• _WRITTEN REQUEST_
Locate all lines with the word "text" and copy them out.

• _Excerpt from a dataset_
'''
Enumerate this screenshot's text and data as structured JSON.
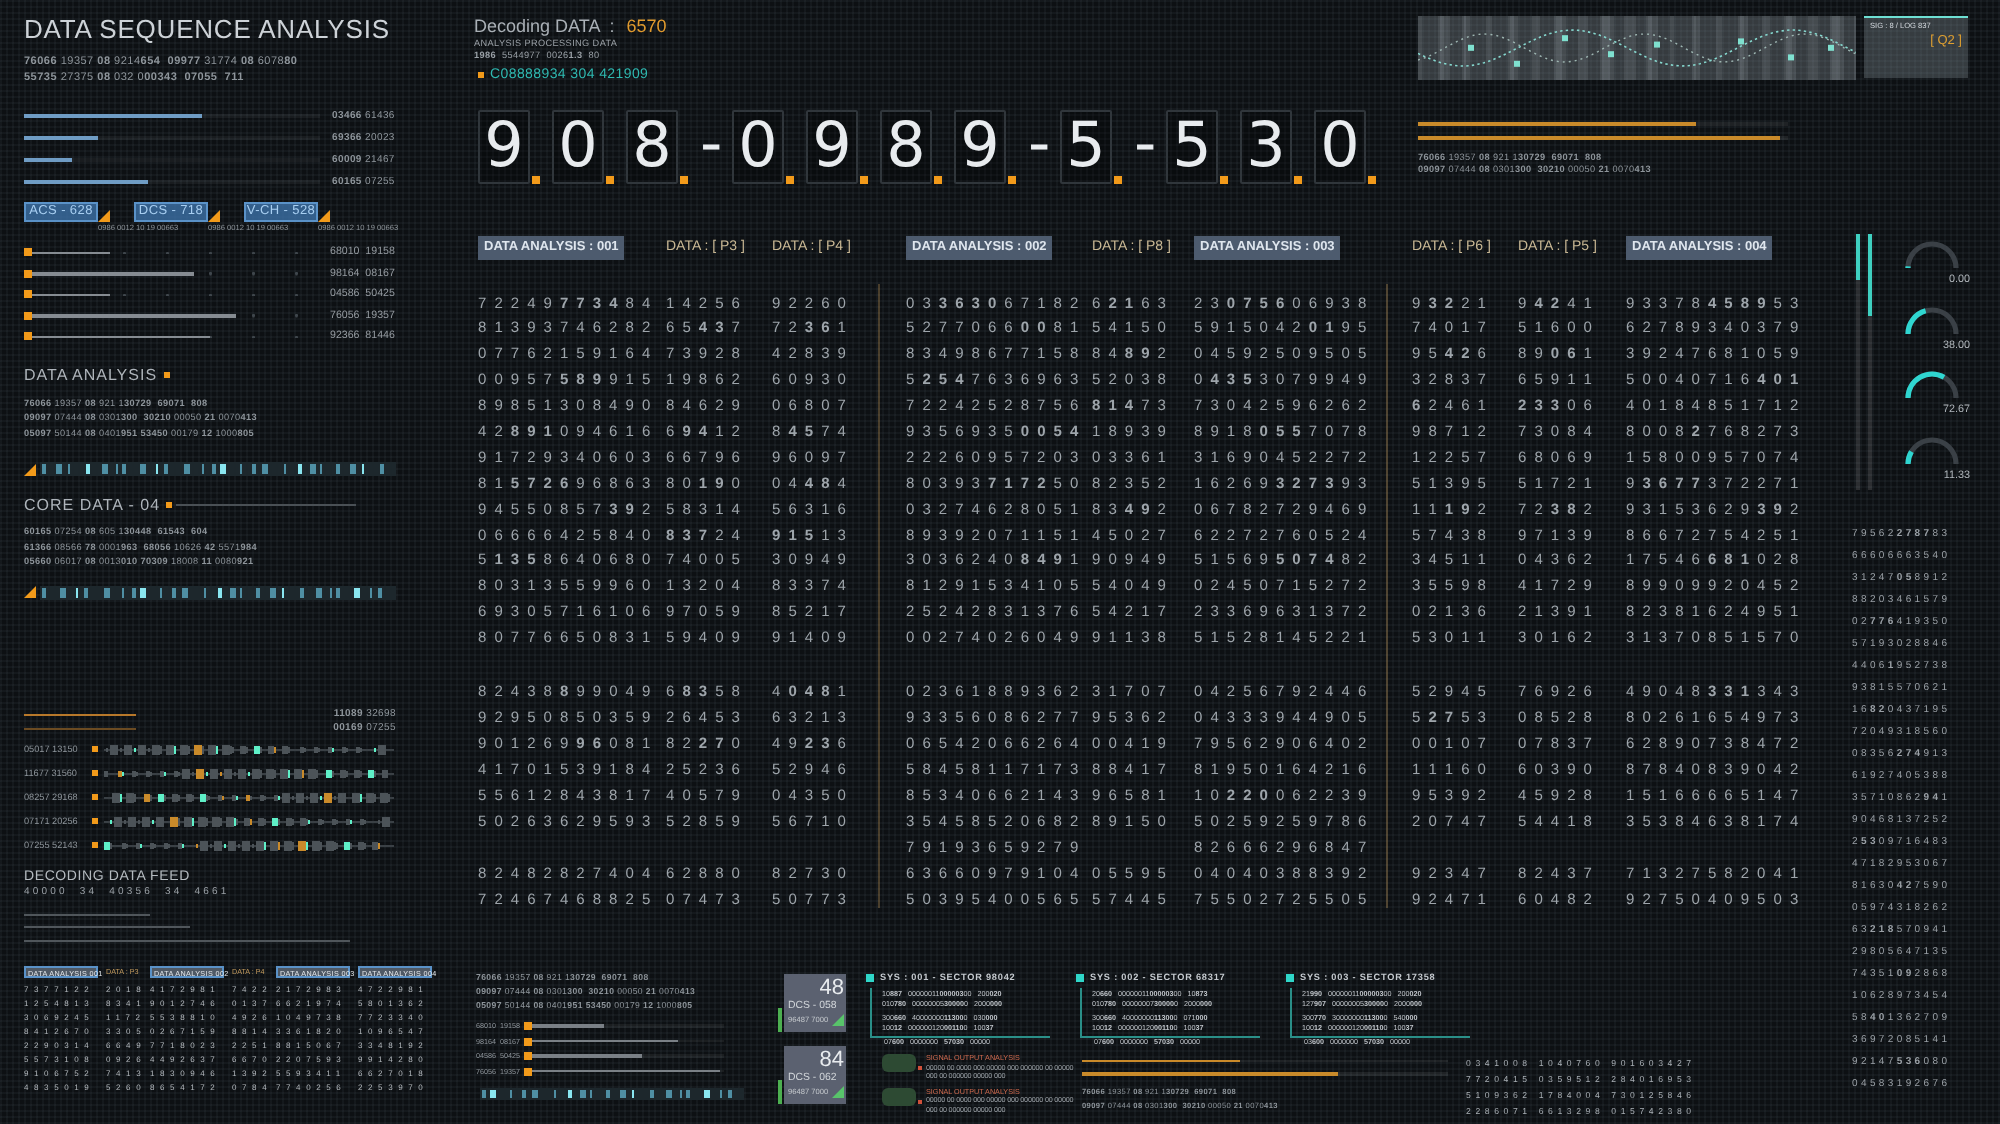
{
  "left_panel": {
    "title": "DATA SEQUENCE ANALYSIS",
    "code_lines": [
      "**76066** 19357 **08** 9214**654**  **09977** 31774 **08** 6078**80**",
      "**55735** 27375 **08** 032 0**00343**  **07055  711**"
    ],
    "bars": [
      {
        "level": 0.6,
        "reading": "**03466** 61436"
      },
      {
        "level": 0.25,
        "reading": "**69366** 20023"
      },
      {
        "level": 0.16,
        "reading": "**60009** 21467"
      },
      {
        "level": 0.42,
        "reading": "**60165** 07255"
      }
    ],
    "tags": [
      {
        "label": "ACS - 628",
        "caption": "0986 0012 10 19 00663"
      },
      {
        "label": "DCS - 718",
        "caption": "0986 0012 10 19 00663"
      },
      {
        "label": "V-CH - 528",
        "caption": "0986 0012 10 19 00663"
      }
    ],
    "sliders": [
      {
        "level": 0.27,
        "reading": "68010  19158"
      },
      {
        "level": 0.56,
        "reading": "98164  08167"
      },
      {
        "level": 0.27,
        "reading": "04586  50425"
      },
      {
        "level": 0.71,
        "reading": "76056  19357"
      },
      {
        "level": 0.62,
        "reading": "92366  81446"
      }
    ],
    "data_analysis": {
      "heading": "DATA ANALYSIS",
      "lines": [
        "**76066** 19357 **08** 921 1**30729  69071  808**",
        "**09097** 07444 **08** 0301**300  30210** 00050 **21** 0070**413**",
        "**05097** 50144 **08** 0401**951 53450** 00179 **12** 1000**805**"
      ]
    },
    "core_data": {
      "heading": "CORE DATA - 04",
      "lines": [
        "**60165** 07254 **08** 605 1**30448  61543  604**",
        "**61366** 08566 **78** 0001**963  68056** 10626 **42** 5571**984**",
        "**05660** 06017 **08** 0013**010 70309** 18008 **11** 0080**921**"
      ]
    },
    "readouts": [
      "**11089** 32698",
      "**00169** 07255"
    ],
    "signal_rows": [
      "05017 13150",
      "11677 31560",
      "08257 29168",
      "07171 20256",
      "07255 52143"
    ],
    "feed": {
      "heading": "DECODING DATA FEED",
      "code": "40000  34  40356  34  4661"
    },
    "mini_grid": {
      "headers": [
        {
          "label": "DATA ANALYSIS 001",
          "kind": "tag"
        },
        {
          "label": "DATA : P3",
          "kind": "plain"
        },
        {
          "label": "DATA ANALYSIS 002",
          "kind": "tag"
        },
        {
          "label": "DATA : P4",
          "kind": "plain"
        },
        {
          "label": "DATA ANALYSIS 003",
          "kind": "tag"
        },
        {
          "label": "DATA ANALYSIS 004",
          "kind": "tag"
        }
      ],
      "rows": [
        [
          "7377122",
          "2018",
          "4172981",
          "7422",
          "2172983",
          "4722981"
        ],
        [
          "1254813",
          "8341",
          "9012746",
          "0137",
          "6621974",
          "5801362"
        ],
        [
          "3069245",
          "1172",
          "5538810",
          "4926",
          "1049738",
          "7723340"
        ],
        [
          "8412670",
          "3305",
          "0267159",
          "8814",
          "3361820",
          "1096547"
        ],
        [
          "2290314",
          "6649",
          "7718023",
          "2251",
          "8815067",
          "3348192"
        ],
        [
          "5573108",
          "0926",
          "4492637",
          "6670",
          "2207593",
          "9914280"
        ],
        [
          "9106752",
          "7413",
          "1830946",
          "1392",
          "5593411",
          "6627018"
        ],
        [
          "4835019",
          "5260",
          "8654172",
          "0784",
          "7740256",
          "2253970"
        ]
      ]
    }
  },
  "decoder": {
    "title": "Decoding DATA  :",
    "value": "6570",
    "subtitle": "ANALYSIS PROCESSING DATA",
    "code": "**1986**  5544977  0026**1.3**  80",
    "id": "C08888934 304 421909"
  },
  "display": [
    {
      "kind": "digit",
      "char": "9"
    },
    {
      "kind": "digit",
      "char": "0"
    },
    {
      "kind": "digit",
      "char": "8"
    },
    {
      "kind": "separator",
      "char": "-"
    },
    {
      "kind": "digit",
      "char": "0"
    },
    {
      "kind": "digit",
      "char": "9"
    },
    {
      "kind": "digit",
      "char": "8"
    },
    {
      "kind": "digit",
      "char": "9"
    },
    {
      "kind": "separator",
      "char": "-"
    },
    {
      "kind": "digit",
      "char": "5"
    },
    {
      "kind": "separator",
      "char": "-"
    },
    {
      "kind": "digit",
      "char": "5"
    },
    {
      "kind": "digit",
      "char": "3"
    },
    {
      "kind": "digit",
      "char": "0"
    }
  ],
  "top_right": {
    "status": {
      "text": "SIG : 8 / LOG 837",
      "code": "[ Q2 ]"
    },
    "progress": [
      {
        "level": 0.75
      },
      {
        "level": 0.98
      }
    ],
    "lines": [
      "**76066** 19357 **08** 921 1**30729  69071  808**",
      "**09097** 07444 **08** 0301**300  30210** 00050 **21** 0070**413**"
    ]
  },
  "grid": {
    "headers": [
      {
        "label": "DATA ANALYSIS : 001",
        "kind": "tag"
      },
      {
        "label": "DATA : [ P3 ]",
        "kind": "plain"
      },
      {
        "label": "DATA : [ P4 ]",
        "kind": "plain"
      },
      {
        "label": "DATA ANALYSIS : 002",
        "kind": "tag"
      },
      {
        "label": "DATA : [ P8 ]",
        "kind": "plain"
      },
      {
        "label": "DATA ANALYSIS : 003",
        "kind": "tag"
      },
      {
        "label": "DATA : [ P6 ]",
        "kind": "plain"
      },
      {
        "label": "DATA : [ P5 ]",
        "kind": "plain"
      },
      {
        "label": "DATA ANALYSIS : 004",
        "kind": "tag"
      }
    ],
    "blocks": [
      [
        {
          "a001": "7 2 2 4 9 **7 7 3 4** 8 4",
          "p3": "1 4 2 5 6",
          "p4": "9 2 2 6 0",
          "a002": "0 3 **3 6 3 0** 6 7 1 8 2",
          "p8": "6 **2 1** 6 3",
          "a003": "2 3 **0 7 5 6** 0 6 9 3 8",
          "p6": "9 **3 2** 2 1",
          "p5": "9 **4 2** 4 1",
          "a004": "9 3 3 7 8 **4 5 8 9** 5 3"
        },
        {
          "a001": "8 1 3 9 3 7 4 6 2 8 2",
          "p3": "6 5 **4 3** 7",
          "p4": "7 2 **3 6** 1",
          "a002": "5 2 7 7 0 6 6 **0 0** 8 1",
          "p8": "5 4 1 5 0",
          "a003": "5 9 1 5 0 4 2 **0 1** 9 5",
          "p6": "7 4 0 1 7",
          "p5": "5 1 6 0 0",
          "a004": "6 2 7 8 9 3 4 0 3 7 9"
        },
        {
          "a001": "0 7 7 6 2 1 5 9 1 6 4",
          "p3": "7 3 9 2 8",
          "p4": "4 2 8 3 9",
          "a002": "8 3 4 9 8 6 7 7 1 5 8",
          "p8": "8 4 **8 9** 2",
          "a003": "0 4 5 9 2 5 0 9 5 0 5",
          "p6": "9 5 **4 2** 6",
          "p5": "8 9 **0 6** 1",
          "a004": "3 9 2 4 7 6 8 1 0 5 9"
        },
        {
          "a001": "0 0 9 5 7 **5 8 9** 9 1 5",
          "p3": "1 9 8 6 2",
          "p4": "6 0 9 3 0",
          "a002": "5 **2 5 4** 7 6 3 6 9 6 3",
          "p8": "5 2 0 3 8",
          "a003": "0 **4 3 5** 3 0 7 9 9 4 9",
          "p6": "3 2 8 3 7",
          "p5": "6 5 9 1 1",
          "a004": "5 0 0 4 0 7 1 6 **4 0 1**"
        },
        {
          "a001": "8 9 8 5 1 3 0 8 4 9 0",
          "p3": "8 4 6 2 9",
          "p4": "0 6 8 0 7",
          "a002": "7 2 2 4 2 5 2 8 7 5 6",
          "p8": "**8 1 4** 7 3",
          "a003": "7 3 0 4 2 5 9 6 2 6 2",
          "p6": "**6** 2 4 6 1",
          "p5": "**2 3 3** 0 6",
          "a004": "4 0 1 8 4 8 5 1 7 1 2"
        },
        {
          "a001": "4 2 **8 9 1** 0 9 4 6 1 6",
          "p3": "6 **9 4** 1 2",
          "p4": "8 **4 5** 7 4",
          "a002": "9 3 5 6 9 3 5 **0 0 5 4**",
          "p8": "1 8 9 3 9",
          "a003": "8 9 1 8 **0 5 5** 7 0 7 8",
          "p6": "9 8 7 1 2",
          "p5": "7 3 0 8 4",
          "a004": "8 0 0 8 **2** 7 6 8 2 7 3"
        },
        {
          "a001": "9 1 7 2 9 3 4 0 6 0 3",
          "p3": "6 6 7 9 6",
          "p4": "9 6 0 9 7",
          "a002": "2 2 2 6 0 9 5 7 2 0 3",
          "p8": "0 3 3 6 1",
          "a003": "3 1 6 9 0 4 5 2 2 7 2",
          "p6": "1 2 2 5 7",
          "p5": "6 8 0 6 9",
          "a004": "1 5 8 0 0 9 5 7 0 7 4"
        },
        {
          "a001": "8 1 **5 7 2 6** 9 6 8 6 3",
          "p3": "8 0 **1 9** 0",
          "p4": "0 4 **4 8** 4",
          "a002": "8 0 3 9 3 **7 1 7 2** 5 0",
          "p8": "8 2 3 5 2",
          "a003": "1 6 2 6 9 **3 2 7 3** 9 3",
          "p6": "5 1 3 9 5",
          "p5": "5 1 7 2 1",
          "a004": "9 **3 6 7 7** 3 7 2 2 7 1"
        },
        {
          "a001": "9 4 5 5 0 8 5 7 **3 9** 2",
          "p3": "5 8 3 1 4",
          "p4": "5 6 3 1 6",
          "a002": "0 3 2 7 4 6 2 8 0 5 1",
          "p8": "8 3 **4 9** 2",
          "a003": "0 6 7 8 2 7 2 9 4 6 9",
          "p6": "1 1 **1 9** 2",
          "p5": "7 2 **3 8** 2",
          "a004": "9 3 1 5 3 6 2 9 **3 9** 2"
        },
        {
          "a001": "0 6 6 6 6 4 2 5 8 4 0",
          "p3": "**8 3 7** 2 4",
          "p4": "**9 1 5** 1 3",
          "a002": "8 9 3 9 2 0 7 1 1 5 1",
          "p8": "4 5 0 2 7",
          "a003": "6 2 2 7 2 7 6 0 5 2 4",
          "p6": "5 7 4 3 8",
          "p5": "9 7 1 3 9",
          "a004": "8 6 6 7 2 7 5 4 2 5 1"
        },
        {
          "a001": "5 **1 3 5** 8 6 4 0 6 8 0",
          "p3": "7 4 0 0 5",
          "p4": "3 0 9 4 9",
          "a002": "3 0 3 6 2 4 0 **8 4 9** 1",
          "p8": "9 0 9 4 9",
          "a003": "5 1 5 6 9 **5 0 7 4** 8 2",
          "p6": "3 4 5 1 1",
          "p5": "0 4 3 6 2",
          "a004": "1 7 5 4 6 **6 8 1** 0 2 8"
        },
        {
          "a001": "8 0 3 1 3 5 5 9 9 6 0",
          "p3": "1 3 2 0 4",
          "p4": "8 3 3 7 4",
          "a002": "8 1 2 9 1 5 3 4 1 0 5",
          "p8": "5 4 0 4 9",
          "a003": "0 2 4 5 0 7 1 5 2 7 2",
          "p6": "3 5 5 9 8",
          "p5": "4 1 7 2 9",
          "a004": "8 9 9 0 9 9 2 0 4 5 2"
        },
        {
          "a001": "6 9 3 0 5 7 1 6 1 0 6",
          "p3": "9 7 0 5 9",
          "p4": "8 5 2 1 7",
          "a002": "2 5 2 4 2 8 3 1 3 7 6",
          "p8": "5 4 2 1 7",
          "a003": "2 3 3 6 9 6 3 1 3 7 2",
          "p6": "0 2 1 3 6",
          "p5": "2 1 3 9 1",
          "a004": "8 2 3 8 1 6 2 4 9 5 1"
        },
        {
          "a001": "8 0 7 7 6 6 5 0 8 3 1",
          "p3": "5 9 4 0 9",
          "p4": "9 1 4 0 9",
          "a002": "0 0 2 7 4 0 2 6 0 4 9",
          "p8": "9 1 1 3 8",
          "a003": "5 1 5 2 8 1 4 5 2 2 1",
          "p6": "5 3 0 1 1",
          "p5": "3 0 1 6 2",
          "a004": "3 1 3 7 0 8 5 1 5 7 0"
        }
      ],
      [
        {
          "a001": "8 2 4 3 8 **8** 9 9 0 4 9",
          "p3": "6 **8 3** 5 8",
          "p4": "4 **0 4 8** 1",
          "a002": "0 2 3 6 1 8 8 9 3 6 2",
          "p8": "3 1 7 0 7",
          "a003": "0 4 2 5 6 7 9 2 4 4 6",
          "p6": "5 2 9 4 5",
          "p5": "7 6 9 2 6",
          "a004": "4 9 0 4 8 **3 3 1** 3 4 3"
        },
        {
          "a001": "9 2 9 5 0 8 5 0 3 5 9",
          "p3": "2 6 4 5 3",
          "p4": "6 3 2 1 3",
          "a002": "9 3 3 5 6 0 8 6 2 7 7",
          "p8": "9 5 3 6 2",
          "a003": "0 4 3 3 3 9 4 4 9 0 5",
          "p6": "5 **2 7** 5 3",
          "p5": "0 8 5 2 8",
          "a004": "8 0 2 6 1 6 5 4 9 7 3"
        },
        {
          "a001": "9 0 1 2 6 9 **9 6** 0 8 1",
          "p3": "8 2 **2 7** 0",
          "p4": "4 9 **2 3** 6",
          "a002": "0 6 5 4 2 0 6 6 2 6 4",
          "p8": "0 0 4 1 9",
          "a003": "7 9 5 6 2 9 0 6 4 0 2",
          "p6": "0 0 1 0 7",
          "p5": "0 7 8 3 7",
          "a004": "6 2 8 9 0 7 3 8 4 7 2"
        },
        {
          "a001": "4 1 7 0 1 5 3 9 1 8 4",
          "p3": "2 5 2 3 6",
          "p4": "5 2 9 4 6",
          "a002": "5 8 4 5 8 1 1 7 1 7 3",
          "p8": "8 8 4 1 7",
          "a003": "8 1 9 5 0 1 6 4 2 1 6",
          "p6": "1 1 1 6 0",
          "p5": "6 0 3 9 0",
          "a004": "8 7 8 4 0 8 3 9 0 4 2"
        },
        {
          "a001": "5 5 6 1 2 8 4 3 8 1 7",
          "p3": "4 0 5 7 9",
          "p4": "0 4 3 5 0",
          "a002": "8 5 3 4 0 6 6 2 1 4 3",
          "p8": "9 6 5 8 1",
          "a003": "1 0 **2 2 0** 0 6 2 2 3 9",
          "p6": "9 5 3 9 2",
          "p5": "4 5 9 2 8",
          "a004": "1 5 1 6 6 6 6 5 1 4 7"
        },
        {
          "a001": "5 0 2 6 3 6 2 9 5 9 3",
          "p3": "5 2 8 5 9",
          "p4": "5 6 7 1 0",
          "a002": "3 5 4 5 8 5 2 0 6 8 2",
          "p8": "8 9 1 5 0",
          "a003": "5 0 2 5 9 2 5 9 7 8 6",
          "p6": "2 0 7 4 7",
          "p5": "5 4 4 1 8",
          "a004": "3 5 3 8 4 6 3 8 1 7 4"
        },
        {
          "a002": "7 9 1 9 3 6 5 9 2 7 9",
          "a003": "8 2 6 6 6 2 9 6 8 4 7"
        },
        {
          "a001": "8 2 4 8 2 8 2 7 4 0 4",
          "p3": "6 2 8 8 0",
          "p4": "8 2 7 3 0",
          "a002": "6 3 6 6 0 9 7 9 1 0 4",
          "p8": "0 5 5 9 5",
          "a003": "0 4 0 4 0 3 8 8 3 9 2",
          "p6": "9 2 3 4 7",
          "p5": "8 2 4 3 7",
          "a004": "7 1 3 2 7 5 8 2 0 4 1"
        },
        {
          "a001": "7 2 4 6 7 4 6 8 8 2 5",
          "p3": "0 7 4 7 3",
          "p4": "5 0 7 7 3",
          "a002": "5 0 3 9 5 4 0 0 5 6 5",
          "p8": "5 7 4 4 5",
          "a003": "7 5 5 0 2 7 2 5 5 0 5",
          "p6": "9 2 4 7 1",
          "p5": "6 0 4 8 2",
          "a004": "9 2 7 5 0 4 0 9 5 0 3"
        }
      ]
    ]
  },
  "meters": [
    {
      "level": 0.18
    },
    {
      "level": 0.32
    }
  ],
  "gauges": [
    {
      "reading": "0.00",
      "level": 0.0
    },
    {
      "reading": "38.00",
      "level": 0.38
    },
    {
      "reading": "72.67",
      "level": 0.7267
    },
    {
      "reading": "11.33",
      "level": 0.1133
    }
  ],
  "digit_strip": [
    "7 9 5 6 2 **2 7 8 7** 8 3",
    "6 6 6 0 6 6 6 3 5 4 0",
    "3 1 2 4 7 **0 5** 8 9 1 2",
    "8 8 2 0 3 4 6 1 5 7 9",
    "0 2 **7 7 6** 4 1 9 3 5 0",
    "5 7 1 9 3 0 2 8 8 4 6",
    "4 4 0 6 **1** 9 5 2 7 3 8",
    "9 3 8 1 5 5 7 0 6 2 1",
    "1 6 **8 2** 0 4 3 7 1 9 5",
    "7 2 0 4 9 3 1 8 5 6 0",
    "0 8 3 5 6 **2 7 4** 9 1 3",
    "6 1 9 2 7 4 0 5 3 8 8",
    "3 5 7 1 0 8 6 2 **9 4** 1",
    "9 0 4 6 8 1 3 7 2 5 2",
    "2 **5 3** 0 9 7 1 6 4 8 3",
    "4 7 1 8 2 9 5 3 0 6 7",
    "8 1 6 3 0 **4 2** 7 5 9 0",
    "0 5 9 7 4 3 1 8 2 6 2",
    "6 3 **2 1 8** 5 7 0 9 4 1",
    "2 9 8 0 5 6 4 7 1 3 5",
    "7 4 3 5 1 **0 9** 2 8 6 8",
    "1 0 6 2 8 9 7 3 4 5 4",
    "5 8 **4 0** 1 3 6 2 7 0 9",
    "3 6 9 7 2 0 8 5 1 4 1",
    "9 2 1 4 7 **5 3 6** 0 8 0",
    "0 4 5 8 3 1 9 2 6 7 6"
  ],
  "bottom": {
    "lines": [
      "**76066** 19357 **08** 921 1**30729  69071  808**",
      "**09097** 07444 **08** 0301**300  30210** 00050 **21** 0070**413**",
      "**05097** 50144 **08** 0401**951 53450** 00179 **12** 1000**805**"
    ],
    "sliders": [
      {
        "level": 0.38,
        "reading": "68010  19158"
      },
      {
        "level": 0.76,
        "reading": "98164  08167"
      },
      {
        "level": 0.57,
        "reading": "04586  50425"
      },
      {
        "level": 0.98,
        "reading": "76056  19357"
      }
    ],
    "cards": [
      {
        "value": "48",
        "label": "DCS - 058",
        "caption": "96487 7000"
      },
      {
        "value": "84",
        "label": "DCS - 062",
        "caption": "96487 7000"
      }
    ],
    "sys_panels": [
      {
        "title": "SYS : 001 - SECTOR 98042",
        "rows": [
          "10**887**   00000011**000003**00   200**020**",
          "010**780**   00000005**30000**0   2000**000**",
          "300**660**   40000000**11300**0   030**000**",
          "100**12**   000000120**00110**0   100**37**"
        ],
        "footer": "07**600**   0000000   **57030**   00000"
      },
      {
        "title": "SYS : 002 - SECTOR 68317",
        "rows": [
          "20**660**   00000011**000003**00   10**873**",
          "010**780**   00000007**30000**0   2000**000**",
          "300**660**   40000000**11300**0   071**000**",
          "100**12**   000000120**00110**0   100**37**"
        ],
        "footer": "07**600**   0000000   **57030**   00000"
      },
      {
        "title": "SYS : 003 - SECTOR 17358",
        "rows": [
          "21**990**   00000011**000003**00   200**020**",
          "127**907**   00000005**30000**0   2000**000**",
          "300**770**   30000000**11300**0   540**000**",
          "100**12**   000000120**00110**0   100**37**"
        ],
        "footer": "03**600**   0000000   **57030**   00000"
      }
    ],
    "alerts": [
      {
        "title": "SIGNAL OUTPUT ANALYSIS",
        "lines": [
          "00000 00 0000 000 00000 000 000000 00 00000",
          "000 00 000000 00000 000"
        ]
      },
      {
        "title": "SIGNAL OUTPUT ANALYSIS",
        "lines": [
          "00000 00 0000 000 00000 000 000000 00 00000",
          "000 00 000000 00000 000"
        ]
      }
    ],
    "progress": [
      {
        "level": 0.43
      },
      {
        "level": 0.7
      }
    ],
    "notes": [
      "**76066** 19357 **08** 921 1**30729  69071  808**",
      "**09097** 07444 **08** 0301**300  30210** 00050 **21** 0070**413**"
    ],
    "digit_rows": [
      "0341008 1040760 901603427",
      "7720415 0359512 284016953",
      "5109362 1784004 730125846",
      "2286071 6613298 015742380"
    ]
  }
}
'''
• _SOLUTION TO THIS EXERCISE_
Enumerate this screenshot's text and data as structured JSON.
      "text": "SIG : 8 / LOG 837",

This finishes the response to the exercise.